EXERCISE INSTRUCTIONS: Transcribe the entries that follow exactly as they appear, minus pictures.

[Records from a data collection]
* BEGIN *

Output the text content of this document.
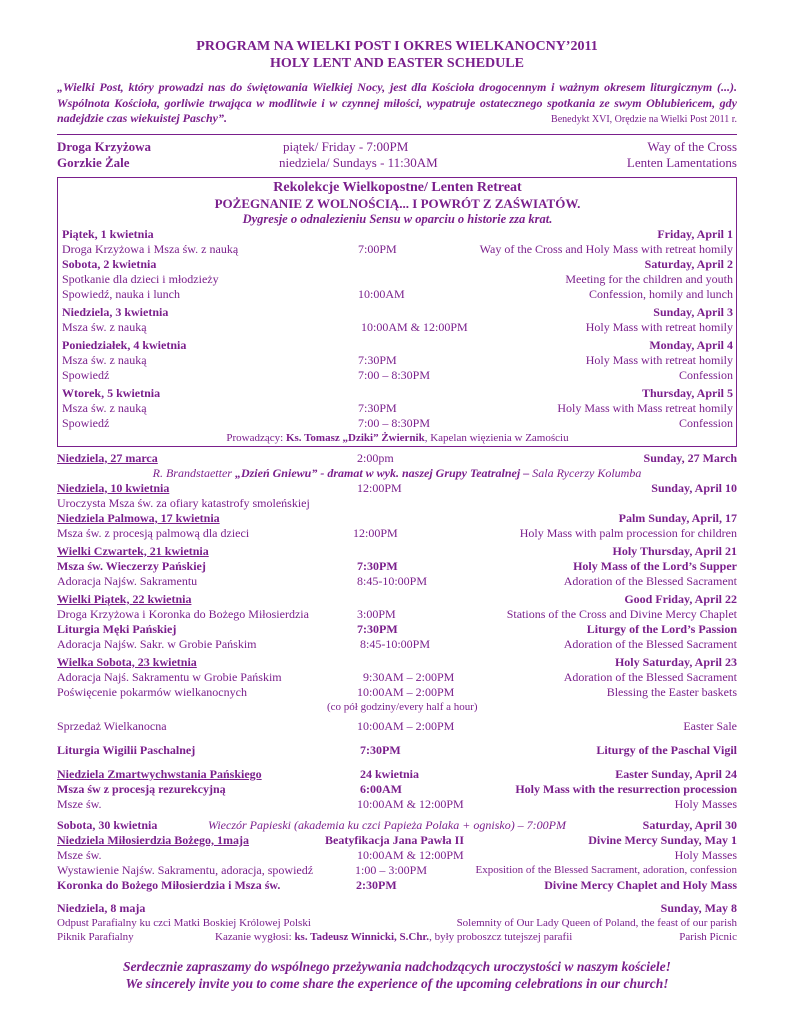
PROGRAM NA WIELKI POST I OKRES WIELKANOCNY’2011
HOLY LENT AND EASTER SCHEDULE
„Wielki Post, który prowadzi nas do świętowania Wielkiej Nocy, jest dla Kościoła drogocennym i ważnym okresem liturgicznym (...). Wspólnota Kościoła, gorliwie trwająca w modlitwie i w czynnej miłości, wypatruje ostatecznego spotkania ze swym Oblubieńcem, gdy nadejdzie czas wiekuistej Paschy”.	Benedykt XVI, Orędzie na Wielki Post 2011 r.
Droga Krzyżowa	piątek/ Friday - 7:00PM	Way of the Cross
Gorzkie Żale	niedziela/ Sundays - 11:30AM	Lenten Lamentations
Rekolekcje Wielkopostne/ Lenten Retreat
POŻEGNANIE Z WOLNOŚCIĄ... I POWRÓT Z ZAŚWIATÓW.
Dygresje o odnalezieniu Sensu w oparciu o historie zza krat.
Piątek, 1 kwietnia	Friday, April 1
Droga Krzyżowa i Msza św. z nauką	7:00PM	Way of the Cross and Holy Mass with retreat homily
Sobota, 2 kwietnia	Saturday, April 2
Spotkanie dla dzieci i młodzieży	Meeting for the children and youth
Spowiedź, nauka i lunch	10:00AM	Confession, homily and lunch
Niedziela, 3 kwietnia	Sunday, April 3
Msza św. z nauką	10:00AM & 12:00PM	Holy Mass with retreat homily
Poniedziałek, 4 kwietnia	Monday, April 4
Msza św. z nauką	7:30PM	Holy Mass with retreat homily
Spowiedź	7:00 – 8:30PM	Confession
Wtorek, 5 kwietnia	Thursday, April 5
Msza św. z nauką	7:30PM	Holy Mass with Mass retreat homily
Spowiedź	7:00 – 8:30PM	Confession
Prowadzący: Ks. Tomasz „Dziki” Żwiernik, Kapelan więzienia w Zamościu
Niedziela, 27 marca	2:00pm	Sunday, 27 March
R. Brandstaetter „Dzień Gniewu” - dramat w wyk. naszej Grupy Teatralnej – Sala Rycerzy Kolumba
Niedziela, 10 kwietnia	12:00PM	Sunday, April 10
Uroczysta Msza św. za ofiary katastrofy smoleńskiej
Niedziela Palmowa, 17 kwietnia	Palm Sunday, April, 17
Msza św. z procesją palmową dla dzieci	12:00PM	Holy Mass with palm procession for children
Wielki Czwartek, 21 kwietnia	Holy Thursday, April 21
Msza św. Wieczerzy Pańskiej	7:30PM	Holy Mass of the Lord’s Supper
Adoracja Najśw. Sakramentu	8:45-10:00PM	Adoration of the Blessed Sacrament
Wielki Piątek, 22 kwietnia	Good Friday, April 22
Droga Krzyżowa i Koronka do Bożego Miłosierdzia	3:00PM	Stations of the Cross and Divine Mercy Chaplet
Liturgia Męki Pańskiej	7:30PM	Liturgy of the Lord’s Passion
Adoracja Najśw. Sakr. w Grobie Pańskim	8:45-10:00PM	Adoration of the Blessed Sacrament
Wielka Sobota, 23 kwietnia	Holy Saturday, April 23
Adoracja Najś. Sakramentu w Grobie Pańskim	9:30AM – 2:00PM	Adoration of the Blessed Sacrament
Poświęcenie pokarmów wielkanocnych	10:00AM – 2:00PM	Blessing the Easter baskets
(co pół godziny/every half a hour)
Sprzedaż Wielkanocna	10:00AM – 2:00PM	Easter Sale
Liturgia Wigilii Paschalnej	7:30PM	Liturgy of the Paschal Vigil
Niedziela Zmartwychwstania Pańskiego	24 kwietnia	Easter Sunday, April 24
Msza św z procesją rezurekcyjną	6:00AM	Holy Mass with the resurrection procession
Msze św.	10:00AM & 12:00PM	Holy Masses
Sobota, 30 kwietnia	Wieczór Papieski (akademia ku czci Papieża Polaka + ognisko) – 7:00PM	Saturday, April 30
Niedziela Miłosierdzia Bożego, 1maja	Beatyfikacja Jana Pawła II	Divine Mercy Sunday, May 1
Msze św.	10:00AM & 12:00PM	Holy Masses
Wystawienie Najśw. Sakramentu, adoracja, spowiedź	1:00 – 3:00PM	Exposition of the Blessed Sacrament, adoration, confession
Koronka do Bożego Miłosierdzia i Msza św.	2:30PM	Divine Mercy Chaplet and Holy Mass
Niedziela, 8 maja	Sunday, May 8
Odpust Parafialny ku czci Matki Boskiej Królowej Polski	Solemnity of Our Lady Queen of Poland, the feast of our parish
Piknik Parafialny	Kazanie wygłosi: ks. Tadeusz Winnicki, S.Chr., były proboszcz tutejszej parafii	Parish Picnic
Serdecznie zapraszamy do wspólnego przeżywania nadchodzących uroczystości w naszym kościele!
We sincerely invite you to come share the experience of the upcoming celebrations in our church!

* END *

REPLY TO THE TASK:
Output the text content of this document.
PROGRAM NA WIELKI POST I OKRES WIELKANOCNY’2011
HOLY LENT AND EASTER SCHEDULE
„Wielki Post, który prowadzi nas do świętowania Wielkiej Nocy, jest dla Kościoła drogocennym i ważnym okresem liturgicznym (...). Wspólnota Kościoła, gorliwie trwająca w modlitwie i w czynnej miłości, wypatruje ostatecznego spotkania ze swym Oblubieńcem, gdy nadejdzie czas wiekuistej Paschy”.	Benedykt XVI, Orędzie na Wielki Post 2011 r.
Droga Krzyżowa	piątek/ Friday - 7:00PM	Way of the Cross
Gorzkie Żale	niedziela/ Sundays - 11:30AM	Lenten Lamentations
Rekolekcje Wielkopostne/ Lenten Retreat
POŻEGNANIE Z WOLNOŚCIĄ... I POWRÓT Z ZAŚWIATÓW.
Dygresje o odnalezieniu Sensu w oparciu o historie zza krat.
Piątek, 1 kwietnia	Friday, April 1
Droga Krzyżowa i Msza św. z nauką	7:00PM	Way of the Cross and Holy Mass with retreat homily
Sobota, 2 kwietnia	Saturday, April 2
Spotkanie dla dzieci i młodzieży	Meeting for the children and youth
Spowiedź, nauka i lunch	10:00AM	Confession, homily and lunch
Niedziela, 3 kwietnia	Sunday, April 3
Msza św. z nauką	10:00AM & 12:00PM	Holy Mass with retreat homily
Poniedziałek, 4 kwietnia	Monday, April 4
Msza św. z nauką	7:30PM	Holy Mass with retreat homily
Spowiedź	7:00 – 8:30PM	Confession
Wtorek, 5 kwietnia	Thursday, April 5
Msza św. z nauką	7:30PM	Holy Mass with Mass retreat homily
Spowiedź	7:00 – 8:30PM	Confession
Prowadzący: Ks. Tomasz „Dziki” Żwiernik, Kapelan więzienia w Zamościu
Niedziela, 27 marca	2:00pm	Sunday, 27 March
R. Brandstaetter „Dzień Gniewu” - dramat w wyk. naszej Grupy Teatralnej – Sala Rycerzy Kolumba
Niedziela, 10 kwietnia	12:00PM	Sunday, April 10
Uroczysta Msza św. za ofiary katastrofy smoleńskiej
Niedziela Palmowa, 17 kwietnia	Palm Sunday, April, 17
Msza św. z procesją palmową dla dzieci	12:00PM	Holy Mass with palm procession for children
Wielki Czwartek, 21 kwietnia	Holy Thursday, April 21
Msza św. Wieczerzy Pańskiej	7:30PM	Holy Mass of the Lord’s Supper
Adoracja Najśw. Sakramentu	8:45-10:00PM	Adoration of the Blessed Sacrament
Wielki Piątek, 22 kwietnia	Good Friday, April 22
Droga Krzyżowa i Koronka do Bożego Miłosierdzia	3:00PM	Stations of the Cross and Divine Mercy Chaplet
Liturgia Męki Pańskiej	7:30PM	Liturgy of the Lord’s Passion
Adoracja Najśw. Sakr. w Grobie Pańskim	8:45-10:00PM	Adoration of the Blessed Sacrament
Wielka Sobota, 23 kwietnia	Holy Saturday, April 23
Adoracja Najś. Sakramentu w Grobie Pańskim	9:30AM – 2:00PM	Adoration of the Blessed Sacrament
Poświęcenie pokarmów wielkanocnych	10:00AM – 2:00PM	Blessing the Easter baskets
(co pół godziny/every half a hour)
Sprzedaż Wielkanocna	10:00AM – 2:00PM	Easter Sale
Liturgia Wigilii Paschalnej	7:30PM	Liturgy of the Paschal Vigil
Niedziela Zmartwychwstania Pańskiego	24 kwietnia	Easter Sunday, April 24
Msza św z procesją rezurekcyjną	6:00AM	Holy Mass with the resurrection procession
Msze św.	10:00AM & 12:00PM	Holy Masses
Sobota, 30 kwietnia	Wieczór Papieski (akademia ku czci Papieża Polaka + ognisko) – 7:00PM	Saturday, April 30
Niedziela Miłosierdzia Bożego, 1maja	Beatyfikacja Jana Pawła II	Divine Mercy Sunday, May 1
Msze św.	10:00AM & 12:00PM	Holy Masses
Wystawienie Najśw. Sakramentu, adoracja, spowiedź	1:00 – 3:00PM	Exposition of the Blessed Sacrament, adoration, confession
Koronka do Bożego Miłosierdzia i Msza św.	2:30PM	Divine Mercy Chaplet and Holy Mass
Niedziela, 8 maja	Sunday, May 8
Odpust Parafialny ku czci Matki Boskiej Królowej Polski	Solemnity of Our Lady Queen of Poland, the feast of our parish
Piknik Parafialny	Kazanie wygłosi: ks. Tadeusz Winnicki, S.Chr., były proboszcz tutejszej parafii	Parish Picnic
Serdecznie zapraszamy do wspólnego przeżywania nadchodzących uroczystości w naszym kościele!
We sincerely invite you to come share the experience of the upcoming celebrations in our church!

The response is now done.